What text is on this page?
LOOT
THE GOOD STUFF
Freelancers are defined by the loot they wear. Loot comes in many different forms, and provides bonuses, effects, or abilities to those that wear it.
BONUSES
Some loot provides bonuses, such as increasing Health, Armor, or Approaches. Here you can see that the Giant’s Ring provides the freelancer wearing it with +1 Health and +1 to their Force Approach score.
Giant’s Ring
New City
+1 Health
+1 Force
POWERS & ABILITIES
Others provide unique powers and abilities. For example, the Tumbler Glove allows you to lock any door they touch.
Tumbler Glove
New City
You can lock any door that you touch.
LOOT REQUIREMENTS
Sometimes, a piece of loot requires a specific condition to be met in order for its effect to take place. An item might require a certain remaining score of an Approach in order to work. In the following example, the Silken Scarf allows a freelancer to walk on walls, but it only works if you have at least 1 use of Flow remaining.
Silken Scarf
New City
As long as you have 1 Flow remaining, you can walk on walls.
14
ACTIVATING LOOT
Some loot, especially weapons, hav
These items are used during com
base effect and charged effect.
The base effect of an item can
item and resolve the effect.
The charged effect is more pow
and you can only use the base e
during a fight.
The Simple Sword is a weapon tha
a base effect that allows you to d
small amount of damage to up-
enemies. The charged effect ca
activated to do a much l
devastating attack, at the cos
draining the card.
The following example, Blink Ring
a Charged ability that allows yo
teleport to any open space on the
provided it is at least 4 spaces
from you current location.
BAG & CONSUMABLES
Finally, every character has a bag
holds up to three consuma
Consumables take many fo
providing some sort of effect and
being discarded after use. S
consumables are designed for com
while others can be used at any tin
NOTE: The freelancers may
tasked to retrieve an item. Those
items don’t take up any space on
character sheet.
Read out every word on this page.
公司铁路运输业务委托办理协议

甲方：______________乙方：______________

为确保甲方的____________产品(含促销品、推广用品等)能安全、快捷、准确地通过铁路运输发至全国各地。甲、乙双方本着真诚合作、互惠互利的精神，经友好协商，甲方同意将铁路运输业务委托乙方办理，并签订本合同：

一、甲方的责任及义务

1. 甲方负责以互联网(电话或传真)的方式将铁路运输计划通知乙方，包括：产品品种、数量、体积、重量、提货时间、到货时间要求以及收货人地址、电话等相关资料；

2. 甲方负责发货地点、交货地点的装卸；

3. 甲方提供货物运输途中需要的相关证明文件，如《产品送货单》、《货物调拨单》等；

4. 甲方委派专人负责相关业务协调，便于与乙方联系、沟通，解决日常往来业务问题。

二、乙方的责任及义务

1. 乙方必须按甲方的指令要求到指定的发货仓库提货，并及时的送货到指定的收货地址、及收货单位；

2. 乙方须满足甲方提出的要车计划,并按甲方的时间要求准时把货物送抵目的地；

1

━━━

What is asked: Look above for the line that holds "Read out every word on this page.", then copy it and each line after it exactly, through the last line of the data.

Written response:
Read out every word on this page.
公司铁路运输业务委托办理协议

甲方：______________乙方：______________

为确保甲方的____________产品(含促销品、推广用品等)能安全、快捷、准确地通过铁路运输发至全国各地。甲、乙双方本着真诚合作、互惠互利的精神，经友好协商，甲方同意将铁路运输业务委托乙方办理，并签订本合同：

一、甲方的责任及义务

1. 甲方负责以互联网(电话或传真)的方式将铁路运输计划通知乙方，包括：产品品种、数量、体积、重量、提货时间、到货时间要求以及收货人地址、电话等相关资料；

2. 甲方负责发货地点、交货地点的装卸；

3. 甲方提供货物运输途中需要的相关证明文件，如《产品送货单》、《货物调拨单》等；

4. 甲方委派专人负责相关业务协调，便于与乙方联系、沟通，解决日常往来业务问题。

二、乙方的责任及义务

1. 乙方必须按甲方的指令要求到指定的发货仓库提货，并及时的送货到指定的收货地址、及收货单位；

2. 乙方须满足甲方提出的要车计划,并按甲方的时间要求准时把货物送抵目的地；

1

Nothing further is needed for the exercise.